> HOW TO COMPLETE THIS TASK:
Each entry must appear in the answer exactly as written.

--- START ---

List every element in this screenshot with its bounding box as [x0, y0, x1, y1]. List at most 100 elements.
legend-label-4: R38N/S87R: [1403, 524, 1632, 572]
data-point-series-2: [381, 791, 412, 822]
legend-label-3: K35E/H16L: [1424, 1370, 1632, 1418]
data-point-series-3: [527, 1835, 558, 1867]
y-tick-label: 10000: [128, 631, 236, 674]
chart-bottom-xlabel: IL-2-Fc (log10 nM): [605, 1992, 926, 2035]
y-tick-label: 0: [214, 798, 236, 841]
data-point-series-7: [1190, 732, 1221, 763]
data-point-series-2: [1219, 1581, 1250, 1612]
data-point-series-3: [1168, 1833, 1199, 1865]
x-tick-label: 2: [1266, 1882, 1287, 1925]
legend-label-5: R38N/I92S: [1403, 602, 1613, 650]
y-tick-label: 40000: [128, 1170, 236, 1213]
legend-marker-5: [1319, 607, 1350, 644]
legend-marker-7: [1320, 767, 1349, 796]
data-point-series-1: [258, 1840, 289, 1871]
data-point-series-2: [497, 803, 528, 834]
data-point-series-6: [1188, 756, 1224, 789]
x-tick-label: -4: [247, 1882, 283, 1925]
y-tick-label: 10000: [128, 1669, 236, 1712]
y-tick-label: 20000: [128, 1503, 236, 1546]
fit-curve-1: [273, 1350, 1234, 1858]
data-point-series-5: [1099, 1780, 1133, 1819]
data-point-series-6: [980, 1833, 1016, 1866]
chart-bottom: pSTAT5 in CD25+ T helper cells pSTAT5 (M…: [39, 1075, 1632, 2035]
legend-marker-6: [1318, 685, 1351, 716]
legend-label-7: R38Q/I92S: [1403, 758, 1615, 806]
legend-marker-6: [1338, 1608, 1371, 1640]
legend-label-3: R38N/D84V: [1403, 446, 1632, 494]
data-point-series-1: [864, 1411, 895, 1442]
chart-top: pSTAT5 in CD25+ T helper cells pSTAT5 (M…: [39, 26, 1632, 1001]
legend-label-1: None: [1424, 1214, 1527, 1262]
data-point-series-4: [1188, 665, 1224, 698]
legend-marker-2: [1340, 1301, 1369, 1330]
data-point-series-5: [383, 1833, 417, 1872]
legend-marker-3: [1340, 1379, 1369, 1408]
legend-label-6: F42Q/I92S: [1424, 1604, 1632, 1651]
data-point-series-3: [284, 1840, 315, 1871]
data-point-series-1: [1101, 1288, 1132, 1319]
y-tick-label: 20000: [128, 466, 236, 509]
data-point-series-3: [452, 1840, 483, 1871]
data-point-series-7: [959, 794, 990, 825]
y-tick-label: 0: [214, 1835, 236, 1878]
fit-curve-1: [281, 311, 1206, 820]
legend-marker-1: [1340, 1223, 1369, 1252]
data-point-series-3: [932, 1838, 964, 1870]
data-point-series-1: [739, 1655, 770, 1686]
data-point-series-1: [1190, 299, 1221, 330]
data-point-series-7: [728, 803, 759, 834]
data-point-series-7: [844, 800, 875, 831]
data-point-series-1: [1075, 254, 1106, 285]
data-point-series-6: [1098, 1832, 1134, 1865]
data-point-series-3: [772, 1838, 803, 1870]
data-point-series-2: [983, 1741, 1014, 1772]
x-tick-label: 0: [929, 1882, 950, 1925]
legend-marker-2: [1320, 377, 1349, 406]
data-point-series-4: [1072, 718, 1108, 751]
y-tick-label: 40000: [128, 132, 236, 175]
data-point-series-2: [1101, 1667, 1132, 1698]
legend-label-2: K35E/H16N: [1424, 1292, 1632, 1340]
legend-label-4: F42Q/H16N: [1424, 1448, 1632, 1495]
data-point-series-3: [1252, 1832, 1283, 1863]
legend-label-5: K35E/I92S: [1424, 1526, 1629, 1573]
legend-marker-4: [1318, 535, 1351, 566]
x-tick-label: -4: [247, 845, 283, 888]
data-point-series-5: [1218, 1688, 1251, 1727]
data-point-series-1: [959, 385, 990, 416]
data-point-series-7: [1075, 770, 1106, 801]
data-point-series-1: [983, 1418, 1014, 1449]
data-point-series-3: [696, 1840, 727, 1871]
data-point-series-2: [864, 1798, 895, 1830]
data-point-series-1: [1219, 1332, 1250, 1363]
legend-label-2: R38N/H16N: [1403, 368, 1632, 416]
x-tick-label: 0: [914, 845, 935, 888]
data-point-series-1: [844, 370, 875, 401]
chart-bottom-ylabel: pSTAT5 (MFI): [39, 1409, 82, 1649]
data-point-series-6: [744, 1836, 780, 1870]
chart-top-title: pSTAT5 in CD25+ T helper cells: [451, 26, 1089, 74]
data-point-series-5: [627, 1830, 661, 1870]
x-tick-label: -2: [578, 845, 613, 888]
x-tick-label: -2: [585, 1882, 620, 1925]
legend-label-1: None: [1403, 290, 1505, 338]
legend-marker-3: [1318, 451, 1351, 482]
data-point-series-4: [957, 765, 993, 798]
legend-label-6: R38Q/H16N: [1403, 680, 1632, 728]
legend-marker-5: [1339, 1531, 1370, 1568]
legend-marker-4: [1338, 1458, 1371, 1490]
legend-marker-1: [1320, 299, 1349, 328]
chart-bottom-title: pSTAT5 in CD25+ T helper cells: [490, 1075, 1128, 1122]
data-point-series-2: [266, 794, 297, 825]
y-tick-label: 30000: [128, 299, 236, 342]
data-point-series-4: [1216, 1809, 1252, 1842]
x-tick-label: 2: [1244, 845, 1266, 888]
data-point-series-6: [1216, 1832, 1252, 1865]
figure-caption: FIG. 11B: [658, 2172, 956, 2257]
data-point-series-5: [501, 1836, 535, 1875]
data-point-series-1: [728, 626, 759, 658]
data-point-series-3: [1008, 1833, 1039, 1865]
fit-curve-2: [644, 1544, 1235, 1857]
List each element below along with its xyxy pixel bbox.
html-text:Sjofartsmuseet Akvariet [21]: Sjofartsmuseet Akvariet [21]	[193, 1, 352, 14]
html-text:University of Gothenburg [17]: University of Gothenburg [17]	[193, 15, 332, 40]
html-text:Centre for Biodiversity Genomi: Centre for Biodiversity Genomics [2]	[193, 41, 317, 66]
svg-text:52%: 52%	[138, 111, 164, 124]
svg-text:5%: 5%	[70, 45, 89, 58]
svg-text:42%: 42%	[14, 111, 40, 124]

--- END ---

> OUTPUT OF THE TASK:
List every element in this screenshot with its bounding box as [x0, y0, x1, y1]. List at most 100 elements.
legend-label-4: R38N/S87R: [1403, 524, 1632, 572]
data-point-series-2: [381, 791, 412, 822]
legend-label-3: K35E/H16L: [1424, 1370, 1632, 1418]
data-point-series-3: [527, 1835, 558, 1867]
y-tick-label: 10000: [128, 631, 236, 674]
chart-bottom-xlabel: IL-2-Fc (log10 nM): [605, 1992, 926, 2035]
y-tick-label: 0: [214, 798, 236, 841]
data-point-series-7: [1190, 732, 1221, 763]
data-point-series-2: [1219, 1581, 1250, 1612]
data-point-series-3: [1168, 1833, 1199, 1865]
x-tick-label: 2: [1266, 1882, 1287, 1925]
legend-label-5: R38N/I92S: [1403, 602, 1613, 650]
y-tick-label: 40000: [128, 1170, 236, 1213]
legend-marker-5: [1319, 607, 1350, 644]
legend-marker-7: [1320, 767, 1349, 796]
data-point-series-1: [258, 1840, 289, 1871]
data-point-series-2: [497, 803, 528, 834]
data-point-series-6: [1188, 756, 1224, 789]
x-tick-label: -4: [247, 1882, 283, 1925]
y-tick-label: 10000: [128, 1669, 236, 1712]
y-tick-label: 20000: [128, 1503, 236, 1546]
fit-curve-1: [273, 1350, 1234, 1858]
data-point-series-5: [1099, 1780, 1133, 1819]
data-point-series-6: [980, 1833, 1016, 1866]
chart-bottom: pSTAT5 in CD25+ T helper cells pSTAT5 (M…: [39, 1075, 1632, 2035]
legend-marker-6: [1318, 685, 1351, 716]
legend-label-7: R38Q/I92S: [1403, 758, 1615, 806]
legend-marker-6: [1338, 1608, 1371, 1640]
legend-label-3: R38N/D84V: [1403, 446, 1632, 494]
data-point-series-1: [864, 1411, 895, 1442]
chart-top: pSTAT5 in CD25+ T helper cells pSTAT5 (M…: [39, 26, 1632, 1001]
legend-label-1: None: [1424, 1214, 1527, 1262]
data-point-series-4: [1188, 665, 1224, 698]
legend-marker-2: [1340, 1301, 1369, 1330]
data-point-series-5: [383, 1833, 417, 1872]
legend-marker-3: [1340, 1379, 1369, 1408]
legend-label-6: F42Q/I92S: [1424, 1604, 1632, 1651]
data-point-series-3: [284, 1840, 315, 1871]
data-point-series-1: [1101, 1288, 1132, 1319]
y-tick-label: 20000: [128, 466, 236, 509]
data-point-series-3: [452, 1840, 483, 1871]
data-point-series-7: [959, 794, 990, 825]
y-tick-label: 0: [214, 1835, 236, 1878]
fit-curve-1: [281, 311, 1206, 820]
legend-marker-1: [1340, 1223, 1369, 1252]
data-point-series-3: [932, 1838, 964, 1870]
data-point-series-1: [739, 1655, 770, 1686]
data-point-series-1: [1190, 299, 1221, 330]
data-point-series-7: [728, 803, 759, 834]
data-point-series-7: [844, 800, 875, 831]
data-point-series-1: [1075, 254, 1106, 285]
data-point-series-6: [1098, 1832, 1134, 1865]
data-point-series-3: [772, 1838, 803, 1870]
data-point-series-2: [983, 1741, 1014, 1772]
x-tick-label: 0: [929, 1882, 950, 1925]
legend-marker-2: [1320, 377, 1349, 406]
data-point-series-4: [1072, 718, 1108, 751]
y-tick-label: 40000: [128, 132, 236, 175]
data-point-series-2: [1101, 1667, 1132, 1698]
legend-label-2: K35E/H16N: [1424, 1292, 1632, 1340]
legend-label-4: F42Q/H16N: [1424, 1448, 1632, 1495]
data-point-series-3: [1252, 1832, 1283, 1863]
legend-label-5: K35E/I92S: [1424, 1526, 1629, 1573]
legend-marker-4: [1318, 535, 1351, 566]
x-tick-label: -4: [247, 845, 283, 888]
data-point-series-5: [1218, 1688, 1251, 1727]
data-point-series-1: [959, 385, 990, 416]
data-point-series-7: [1075, 770, 1106, 801]
data-point-series-1: [983, 1418, 1014, 1449]
data-point-series-3: [696, 1840, 727, 1871]
data-point-series-2: [864, 1798, 895, 1830]
data-point-series-1: [1219, 1332, 1250, 1363]
legend-label-2: R38N/H16N: [1403, 368, 1632, 416]
x-tick-label: 0: [914, 845, 935, 888]
data-point-series-1: [844, 370, 875, 401]
chart-bottom-ylabel: pSTAT5 (MFI): [39, 1409, 82, 1649]
data-point-series-6: [744, 1836, 780, 1870]
chart-top-title: pSTAT5 in CD25+ T helper cells: [451, 26, 1089, 74]
data-point-series-5: [627, 1830, 661, 1870]
x-tick-label: -2: [578, 845, 613, 888]
x-tick-label: -2: [585, 1882, 620, 1925]
legend-label-1: None: [1403, 290, 1505, 338]
legend-marker-3: [1318, 451, 1351, 482]
data-point-series-4: [957, 765, 993, 798]
legend-label-6: R38Q/H16N: [1403, 680, 1632, 728]
legend-marker-5: [1339, 1531, 1370, 1568]
legend-marker-4: [1338, 1458, 1371, 1490]
legend-marker-1: [1320, 299, 1349, 328]
chart-bottom-title: pSTAT5 in CD25+ T helper cells: [490, 1075, 1128, 1122]
data-point-series-2: [266, 794, 297, 825]
y-tick-label: 30000: [128, 299, 236, 342]
data-point-series-4: [1216, 1809, 1252, 1842]
x-tick-label: 2: [1244, 845, 1266, 888]
data-point-series-6: [1216, 1832, 1252, 1865]
figure-caption: FIG. 11B: [658, 2172, 956, 2257]
data-point-series-5: [501, 1836, 535, 1875]
data-point-series-1: [728, 626, 759, 658]
data-point-series-3: [1008, 1833, 1039, 1865]
fit-curve-2: [644, 1544, 1235, 1857]
List each element below along with its xyxy pixel bbox.
html-text:Sjofartsmuseet Akvariet [21]: Sjofartsmuseet Akvariet [21]	[193, 1, 352, 14]
html-text:University of Gothenburg [17]: University of Gothenburg [17]	[193, 15, 332, 40]
html-text:Centre for Biodiversity Genomi: Centre for Biodiversity Genomics [2]	[193, 41, 317, 66]
svg-text:52%: 52%	[138, 111, 164, 124]
svg-text:5%: 5%	[70, 45, 89, 58]
svg-text:42%: 42%	[14, 111, 40, 124]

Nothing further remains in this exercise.